### The exercise
Say how many lines of these entries include the word "base", and answer with the number alone.

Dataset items
▶

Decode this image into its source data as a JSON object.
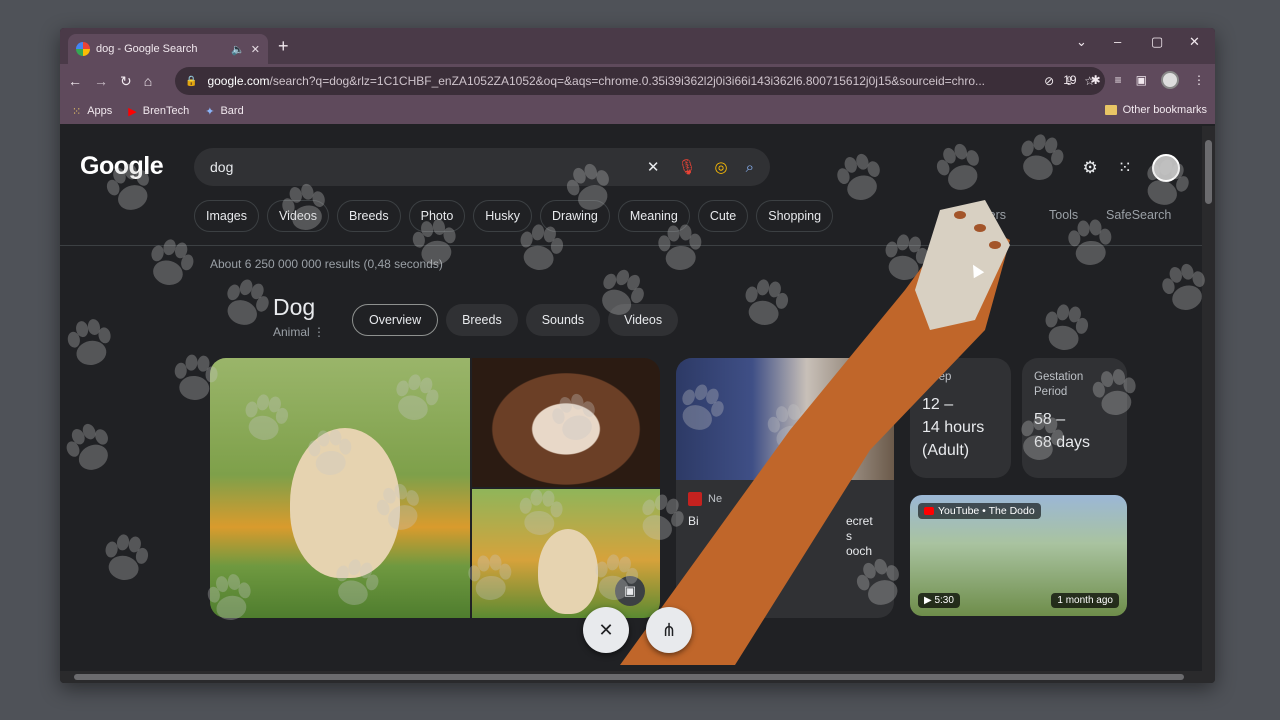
{
  "browser": {
    "tab_title": "dog - Google Search",
    "url_host": "google.com",
    "url_rest": "/search?q=dog&rlz=1C1CHBF_enZA1052ZA1052&oq=&aqs=chrome.0.35i39i362l2j0i3i66i143i362l6.800715612j0j15&sourceid=chro...",
    "extension_count": "19",
    "bookmarks": [
      "Apps",
      "BrenTech",
      "Bard"
    ],
    "other_bookmarks": "Other bookmarks"
  },
  "search": {
    "logo": "Google",
    "query": "dog",
    "chips": [
      "Images",
      "Videos",
      "Breeds",
      "Photo",
      "Husky",
      "Drawing",
      "Meaning",
      "Cute",
      "Shopping"
    ],
    "tools": [
      "Filters",
      "Tools",
      "SafeSearch"
    ],
    "results_count": "About 6 250 000 000 results (0,48 seconds)"
  },
  "knowledge_panel": {
    "title": "Dog",
    "subtitle": "Animal",
    "tabs": [
      "Overview",
      "Breeds",
      "Sounds",
      "Videos"
    ],
    "news": {
      "source": "Ne",
      "text_left": "Bi",
      "text_right": [
        "ecret",
        "s",
        "ooch"
      ]
    },
    "facts": [
      {
        "label": "Sleep",
        "value": [
          "12 –",
          "14 hours",
          "(Adult)"
        ]
      },
      {
        "label": "Gestation Period",
        "value": [
          "58 –",
          "68 days"
        ]
      }
    ],
    "video": {
      "source": "YouTube • The Dodo",
      "duration": "5:30",
      "age": "1 month ago"
    }
  },
  "colors": {
    "accent_frame": "#5f4a5c",
    "page_bg": "#202124",
    "paw": "#c8c8c8",
    "stick": "#c0662a"
  }
}
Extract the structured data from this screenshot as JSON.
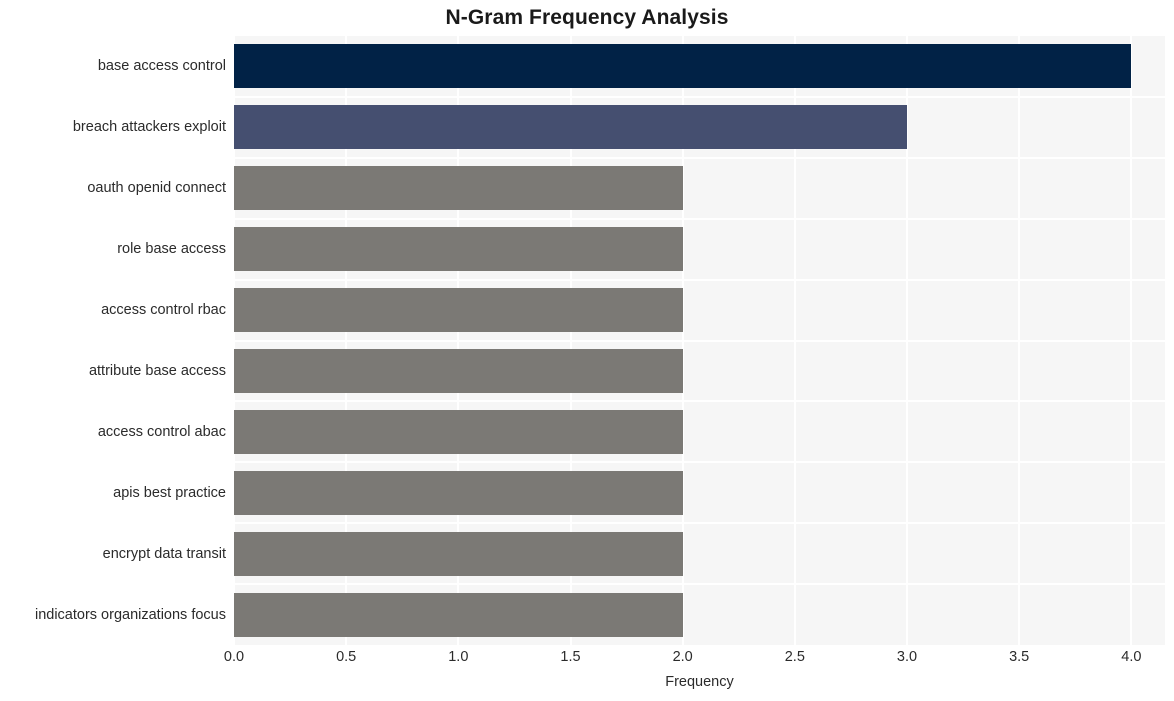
{
  "chart_data": {
    "type": "bar",
    "orientation": "horizontal",
    "title": "N-Gram Frequency Analysis",
    "xlabel": "Frequency",
    "ylabel": "",
    "xlim": [
      0,
      4.15
    ],
    "grid": true,
    "legend": "none",
    "categories": [
      "base access control",
      "breach attackers exploit",
      "oauth openid connect",
      "role base access",
      "access control rbac",
      "attribute base access",
      "access control abac",
      "apis best practice",
      "encrypt data transit",
      "indicators organizations focus"
    ],
    "values": [
      4,
      3,
      2,
      2,
      2,
      2,
      2,
      2,
      2,
      2
    ],
    "bar_colors": [
      "#012246",
      "#454f70",
      "#7b7975",
      "#7b7975",
      "#7b7975",
      "#7b7975",
      "#7b7975",
      "#7b7975",
      "#7b7975",
      "#7b7975"
    ],
    "xticks": [
      0,
      0.5,
      1,
      1.5,
      2,
      2.5,
      3,
      3.5,
      4
    ],
    "xtick_labels": [
      "0.0",
      "0.5",
      "1.0",
      "1.5",
      "2.0",
      "2.5",
      "3.0",
      "3.5",
      "4.0"
    ],
    "plot_background": "#f6f6f6",
    "gridline_color": "#ffffff",
    "figure_background": "#ffffff",
    "text_color": "#2b2b2b"
  }
}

◀

### In response
3